• **Data entries**
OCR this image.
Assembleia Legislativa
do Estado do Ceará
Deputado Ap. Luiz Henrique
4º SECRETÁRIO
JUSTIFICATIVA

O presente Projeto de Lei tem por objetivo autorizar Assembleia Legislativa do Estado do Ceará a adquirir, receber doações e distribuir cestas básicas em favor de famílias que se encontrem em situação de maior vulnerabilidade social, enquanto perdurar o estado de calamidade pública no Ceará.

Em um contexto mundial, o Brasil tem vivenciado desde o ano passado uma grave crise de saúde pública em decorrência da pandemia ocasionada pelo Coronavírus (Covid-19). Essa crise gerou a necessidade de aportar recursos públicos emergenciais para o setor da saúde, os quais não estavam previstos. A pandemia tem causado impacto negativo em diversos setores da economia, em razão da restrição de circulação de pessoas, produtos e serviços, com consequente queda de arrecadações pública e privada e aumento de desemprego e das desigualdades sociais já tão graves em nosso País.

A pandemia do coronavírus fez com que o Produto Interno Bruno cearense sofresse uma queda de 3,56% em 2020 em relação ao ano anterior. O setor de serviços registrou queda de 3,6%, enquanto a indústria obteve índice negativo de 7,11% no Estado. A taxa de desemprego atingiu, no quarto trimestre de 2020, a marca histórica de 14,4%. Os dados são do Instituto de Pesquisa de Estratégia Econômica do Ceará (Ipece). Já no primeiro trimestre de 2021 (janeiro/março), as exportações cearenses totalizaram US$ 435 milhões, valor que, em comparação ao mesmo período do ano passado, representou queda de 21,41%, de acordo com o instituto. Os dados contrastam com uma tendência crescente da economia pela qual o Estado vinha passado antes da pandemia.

• **What is expected**
Return each full line of the entries that contains the word "passado".

• **Solution for this exercise**
Em um contexto mundial, o Brasil tem vivenciado desde o ano passado uma grave crise de saúde pública em decorrência da pandemia ocasionada pelo Coronavírus (Covid-19). Essa crise gerou a necessidade de aportar recursos públicos emergenciais para o setor da saúde, os quais não estavam previstos. A pandemia tem causado impacto negativo em diversos setores da economia, em razão da restrição de circulação de pessoas, produtos e serviços, com consequente queda de arrecadações pública e privada e aumento de desemprego e das desigualdades sociais já tão graves em nosso País.
A pandemia do coronavírus fez com que o Produto Interno Bruno cearense sofresse uma queda de 3,56% em 2020 em relação ao ano anterior. O setor de serviços registrou queda de 3,6%, enquanto a indústria obteve índice negativo de 7,11% no Estado. A taxa de desemprego atingiu, no quarto trimestre de 2020, a marca histórica de 14,4%. Os dados são do Instituto de Pesquisa de Estratégia Econômica do Ceará (Ipece). Já no primeiro trimestre de 2021 (janeiro/março), as exportações cearenses totalizaram US$ 435 milhões, valor que, em comparação ao mesmo período do ano passado, representou queda de 21,41%, de acordo com o instituto. Os dados contrastam com uma tendência crescente da economia pela qual o Estado vinha passado antes da pandemia.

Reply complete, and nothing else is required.